=== Task inputs ===
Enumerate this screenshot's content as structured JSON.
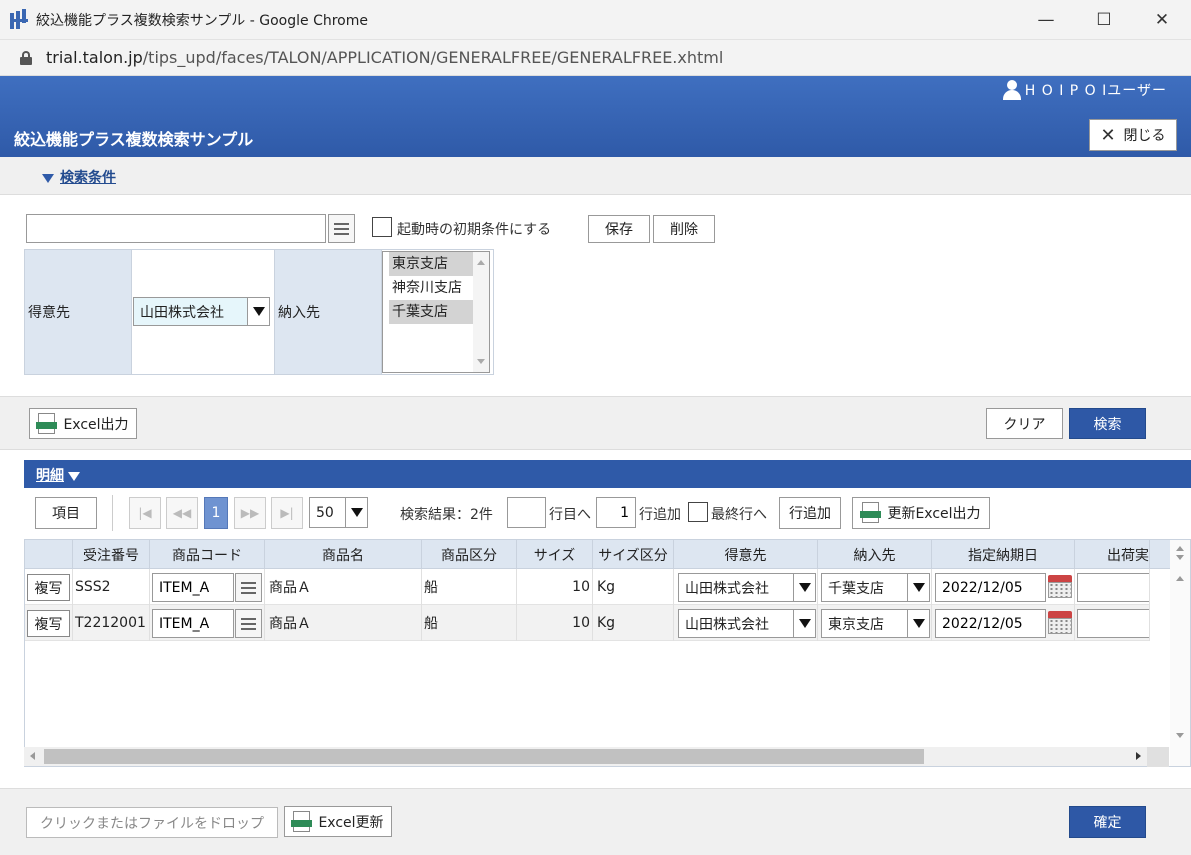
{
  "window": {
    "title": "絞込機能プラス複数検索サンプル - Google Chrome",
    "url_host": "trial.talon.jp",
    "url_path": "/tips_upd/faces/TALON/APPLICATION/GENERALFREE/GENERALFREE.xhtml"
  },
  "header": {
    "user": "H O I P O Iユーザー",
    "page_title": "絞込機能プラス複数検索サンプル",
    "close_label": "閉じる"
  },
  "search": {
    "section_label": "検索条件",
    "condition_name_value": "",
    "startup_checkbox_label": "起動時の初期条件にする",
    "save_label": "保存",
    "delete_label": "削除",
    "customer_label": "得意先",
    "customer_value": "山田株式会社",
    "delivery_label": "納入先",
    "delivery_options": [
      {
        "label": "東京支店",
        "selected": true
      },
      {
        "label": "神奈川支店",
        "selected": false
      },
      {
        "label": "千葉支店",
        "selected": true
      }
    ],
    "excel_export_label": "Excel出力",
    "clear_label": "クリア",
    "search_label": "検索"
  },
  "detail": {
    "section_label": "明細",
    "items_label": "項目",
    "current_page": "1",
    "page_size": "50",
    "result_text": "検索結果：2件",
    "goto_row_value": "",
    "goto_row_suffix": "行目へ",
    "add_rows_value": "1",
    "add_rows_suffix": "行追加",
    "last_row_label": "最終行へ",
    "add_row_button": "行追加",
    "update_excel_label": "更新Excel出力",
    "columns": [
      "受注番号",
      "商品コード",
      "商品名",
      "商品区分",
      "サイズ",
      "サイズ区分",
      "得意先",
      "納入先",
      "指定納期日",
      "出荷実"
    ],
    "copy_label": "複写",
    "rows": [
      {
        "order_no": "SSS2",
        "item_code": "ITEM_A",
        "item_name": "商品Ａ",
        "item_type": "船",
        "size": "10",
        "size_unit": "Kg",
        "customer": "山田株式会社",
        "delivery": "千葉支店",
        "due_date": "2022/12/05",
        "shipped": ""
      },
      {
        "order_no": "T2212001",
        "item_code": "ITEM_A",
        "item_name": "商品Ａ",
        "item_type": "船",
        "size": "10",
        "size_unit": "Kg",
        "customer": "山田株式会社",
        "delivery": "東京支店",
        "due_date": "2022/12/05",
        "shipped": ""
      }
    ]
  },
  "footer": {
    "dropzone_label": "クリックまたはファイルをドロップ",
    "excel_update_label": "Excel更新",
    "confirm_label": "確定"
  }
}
===
=== Task inputs ===
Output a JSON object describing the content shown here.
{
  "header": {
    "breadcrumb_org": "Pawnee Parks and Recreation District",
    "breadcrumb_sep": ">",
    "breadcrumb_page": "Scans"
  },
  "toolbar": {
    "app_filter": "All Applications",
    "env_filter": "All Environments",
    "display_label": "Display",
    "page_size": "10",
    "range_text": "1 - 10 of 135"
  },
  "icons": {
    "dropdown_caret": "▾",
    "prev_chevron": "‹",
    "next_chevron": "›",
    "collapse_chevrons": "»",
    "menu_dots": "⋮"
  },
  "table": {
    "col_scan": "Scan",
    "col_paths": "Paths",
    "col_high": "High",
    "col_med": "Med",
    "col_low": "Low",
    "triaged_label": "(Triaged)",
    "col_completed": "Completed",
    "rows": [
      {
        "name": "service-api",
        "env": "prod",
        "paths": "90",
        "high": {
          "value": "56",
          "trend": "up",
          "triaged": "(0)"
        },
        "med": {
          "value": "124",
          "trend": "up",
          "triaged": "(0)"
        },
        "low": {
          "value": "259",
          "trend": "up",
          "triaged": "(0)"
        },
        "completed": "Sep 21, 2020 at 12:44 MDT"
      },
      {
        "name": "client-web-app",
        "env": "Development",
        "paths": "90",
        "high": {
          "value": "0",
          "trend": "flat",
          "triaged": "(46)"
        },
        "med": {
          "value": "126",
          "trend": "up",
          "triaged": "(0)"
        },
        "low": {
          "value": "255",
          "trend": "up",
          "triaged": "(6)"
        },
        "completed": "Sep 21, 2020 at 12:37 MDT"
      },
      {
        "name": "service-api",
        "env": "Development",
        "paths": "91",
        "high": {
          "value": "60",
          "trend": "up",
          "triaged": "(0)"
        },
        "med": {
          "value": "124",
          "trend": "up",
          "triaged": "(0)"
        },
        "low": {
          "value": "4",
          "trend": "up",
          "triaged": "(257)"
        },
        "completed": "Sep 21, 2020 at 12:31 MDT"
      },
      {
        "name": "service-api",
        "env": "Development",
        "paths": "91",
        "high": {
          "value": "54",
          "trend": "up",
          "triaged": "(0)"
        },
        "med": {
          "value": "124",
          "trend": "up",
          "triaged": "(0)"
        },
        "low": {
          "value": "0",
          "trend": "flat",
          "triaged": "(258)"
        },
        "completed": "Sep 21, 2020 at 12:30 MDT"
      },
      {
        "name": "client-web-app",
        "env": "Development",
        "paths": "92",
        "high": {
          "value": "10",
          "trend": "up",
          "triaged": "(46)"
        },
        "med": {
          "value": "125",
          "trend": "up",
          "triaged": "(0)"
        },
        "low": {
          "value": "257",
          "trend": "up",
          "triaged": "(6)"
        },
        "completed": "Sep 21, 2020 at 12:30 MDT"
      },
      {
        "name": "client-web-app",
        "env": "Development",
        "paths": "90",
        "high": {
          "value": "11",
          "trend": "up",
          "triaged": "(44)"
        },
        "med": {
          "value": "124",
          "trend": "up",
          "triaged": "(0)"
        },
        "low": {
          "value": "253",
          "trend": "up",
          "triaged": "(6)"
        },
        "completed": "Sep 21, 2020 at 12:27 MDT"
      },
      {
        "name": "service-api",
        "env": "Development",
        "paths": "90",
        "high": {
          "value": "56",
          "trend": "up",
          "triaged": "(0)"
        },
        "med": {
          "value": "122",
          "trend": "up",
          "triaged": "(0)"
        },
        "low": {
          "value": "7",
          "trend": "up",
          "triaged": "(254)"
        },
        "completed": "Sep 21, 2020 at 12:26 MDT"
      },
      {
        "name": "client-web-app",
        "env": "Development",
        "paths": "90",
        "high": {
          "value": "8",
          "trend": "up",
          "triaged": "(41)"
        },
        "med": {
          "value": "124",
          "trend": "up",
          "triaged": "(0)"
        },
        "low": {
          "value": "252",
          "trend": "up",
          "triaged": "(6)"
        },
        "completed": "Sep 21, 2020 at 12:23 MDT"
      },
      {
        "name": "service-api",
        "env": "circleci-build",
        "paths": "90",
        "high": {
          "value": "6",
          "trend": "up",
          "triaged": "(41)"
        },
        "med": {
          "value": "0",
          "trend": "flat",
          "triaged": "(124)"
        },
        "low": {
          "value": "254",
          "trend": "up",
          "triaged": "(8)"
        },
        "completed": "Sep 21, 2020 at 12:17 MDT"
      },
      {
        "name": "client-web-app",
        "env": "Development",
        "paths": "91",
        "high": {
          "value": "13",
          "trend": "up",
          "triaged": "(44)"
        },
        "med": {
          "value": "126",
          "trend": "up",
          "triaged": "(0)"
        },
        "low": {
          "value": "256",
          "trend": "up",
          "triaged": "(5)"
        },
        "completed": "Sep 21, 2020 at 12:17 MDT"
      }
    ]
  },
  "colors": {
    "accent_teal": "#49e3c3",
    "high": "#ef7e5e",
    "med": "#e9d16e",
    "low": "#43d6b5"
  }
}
===
=== Task inputs ===
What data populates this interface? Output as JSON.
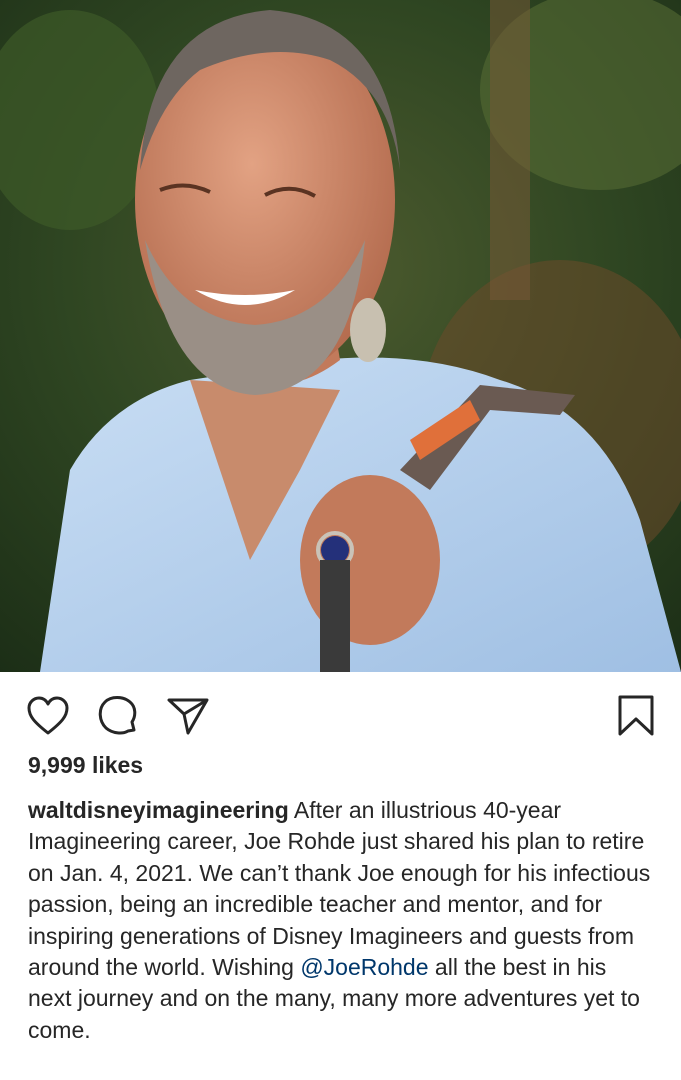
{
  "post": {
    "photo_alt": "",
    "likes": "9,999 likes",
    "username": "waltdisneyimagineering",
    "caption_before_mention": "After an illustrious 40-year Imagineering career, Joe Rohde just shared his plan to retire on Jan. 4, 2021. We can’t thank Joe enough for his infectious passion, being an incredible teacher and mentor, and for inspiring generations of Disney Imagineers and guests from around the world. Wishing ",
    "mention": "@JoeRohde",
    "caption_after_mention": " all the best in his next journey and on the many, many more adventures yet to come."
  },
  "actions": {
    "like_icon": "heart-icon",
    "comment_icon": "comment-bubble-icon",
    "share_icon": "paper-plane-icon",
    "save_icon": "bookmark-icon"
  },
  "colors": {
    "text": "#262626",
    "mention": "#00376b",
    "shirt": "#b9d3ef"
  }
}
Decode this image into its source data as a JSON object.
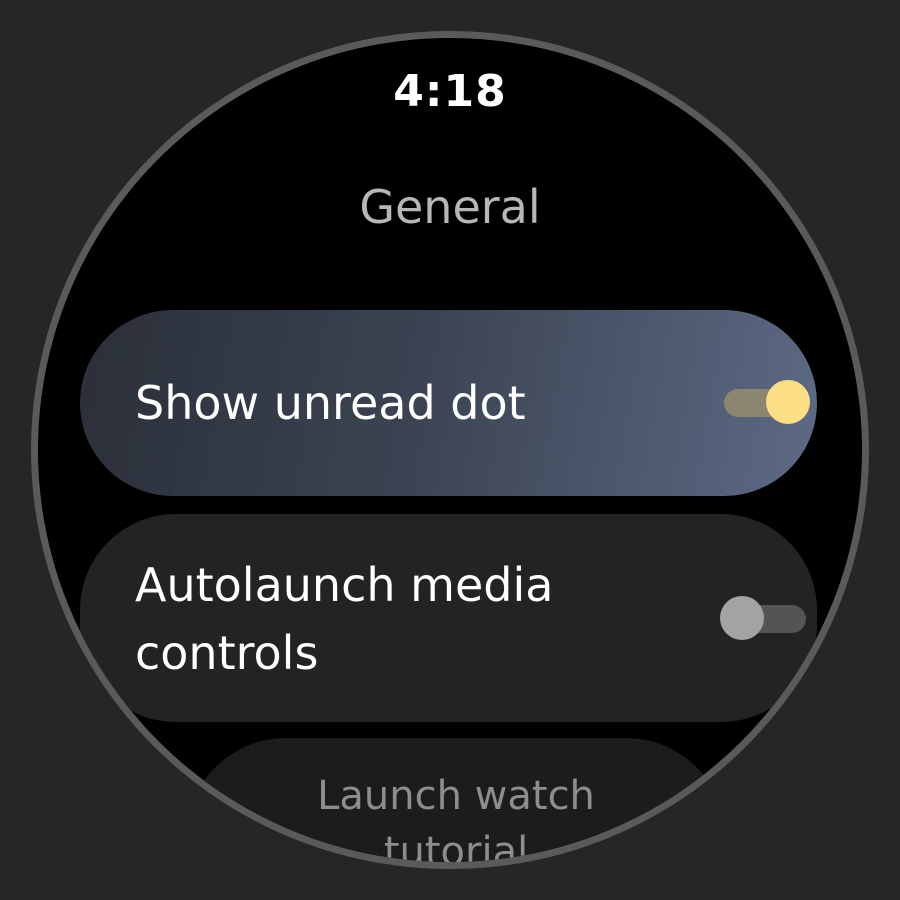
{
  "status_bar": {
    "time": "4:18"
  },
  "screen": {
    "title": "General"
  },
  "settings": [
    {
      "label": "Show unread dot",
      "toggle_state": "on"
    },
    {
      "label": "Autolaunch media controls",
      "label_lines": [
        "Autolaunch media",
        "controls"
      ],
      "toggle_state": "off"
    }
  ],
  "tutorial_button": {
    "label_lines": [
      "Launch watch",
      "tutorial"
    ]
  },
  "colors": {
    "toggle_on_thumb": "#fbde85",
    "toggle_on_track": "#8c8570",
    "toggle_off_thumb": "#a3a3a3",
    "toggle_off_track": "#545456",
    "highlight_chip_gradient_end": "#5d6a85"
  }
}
===
All lines of the data above that include the word "this" must be shown.

# Answer to the exercise
Enumerate this screenshot's content as structured JSON.
What data populates this interface? Output as JSON.
Decode this image into its source data as a JSON object.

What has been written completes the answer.